[Stored dataset items]
————

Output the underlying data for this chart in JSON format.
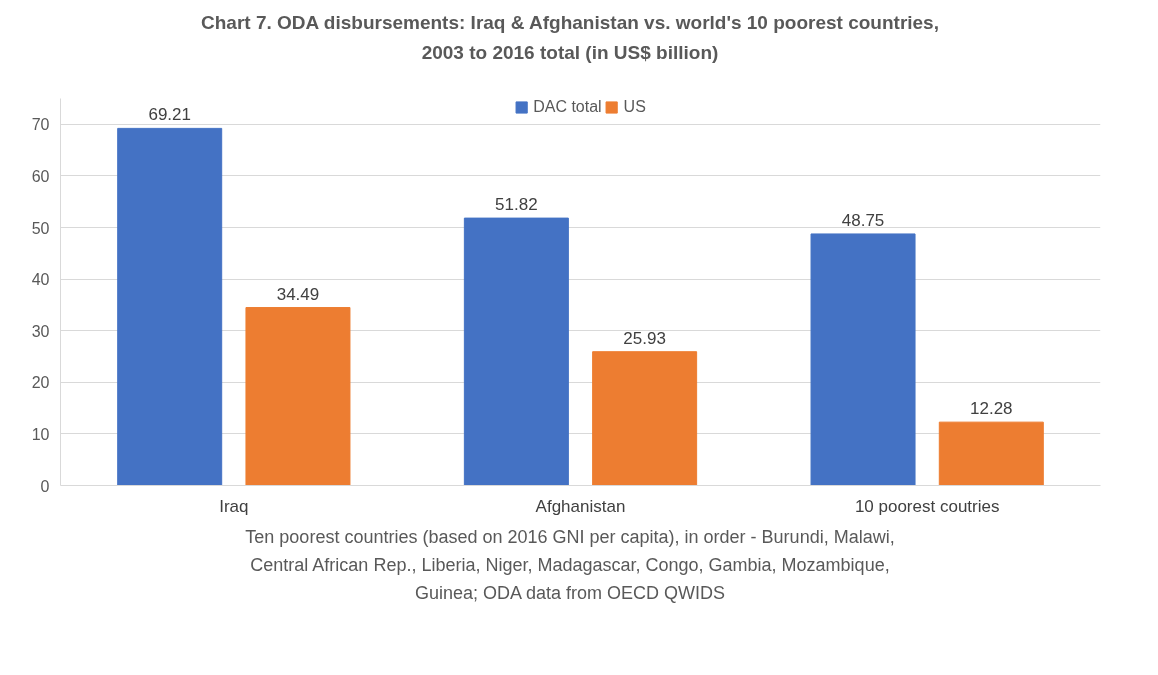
{
  "chart_data": {
    "type": "bar",
    "title": "Chart 7. ODA disbursements: Iraq & Afghanistan vs. world's 10 poorest countries, 2003 to 2016 total (in US$ billion)",
    "categories": [
      "Iraq",
      "Afghanistan",
      "10 poorest coutries"
    ],
    "series": [
      {
        "name": "DAC total",
        "color": "#4472c4",
        "values": [
          69.21,
          51.82,
          48.75
        ]
      },
      {
        "name": "US",
        "color": "#ed7d31",
        "values": [
          34.49,
          25.93,
          12.28
        ]
      }
    ],
    "ylim": [
      0,
      75
    ],
    "yticks": [
      0,
      10,
      20,
      30,
      40,
      50,
      60,
      70
    ],
    "grid": "y",
    "legend": "top",
    "data_labels": true,
    "annotations": [
      "Ten poorest countries (based on 2016 GNI per capita), in order - Burundi, Malawi, Central African Rep., Liberia, Niger, Madagascar, Congo, Gambia, Mozambique, Guinea; ODA data from OECD QWIDS"
    ]
  }
}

————

**Task statement:**
Copy all the lines above that hold the string "Iraq".

**Full answer:**
    "title": "Chart 7. ODA disbursements: Iraq & Afghanistan vs. world's 10 poorest countries, 2003 to 2016 total (in US$ billion)",
      "Iraq",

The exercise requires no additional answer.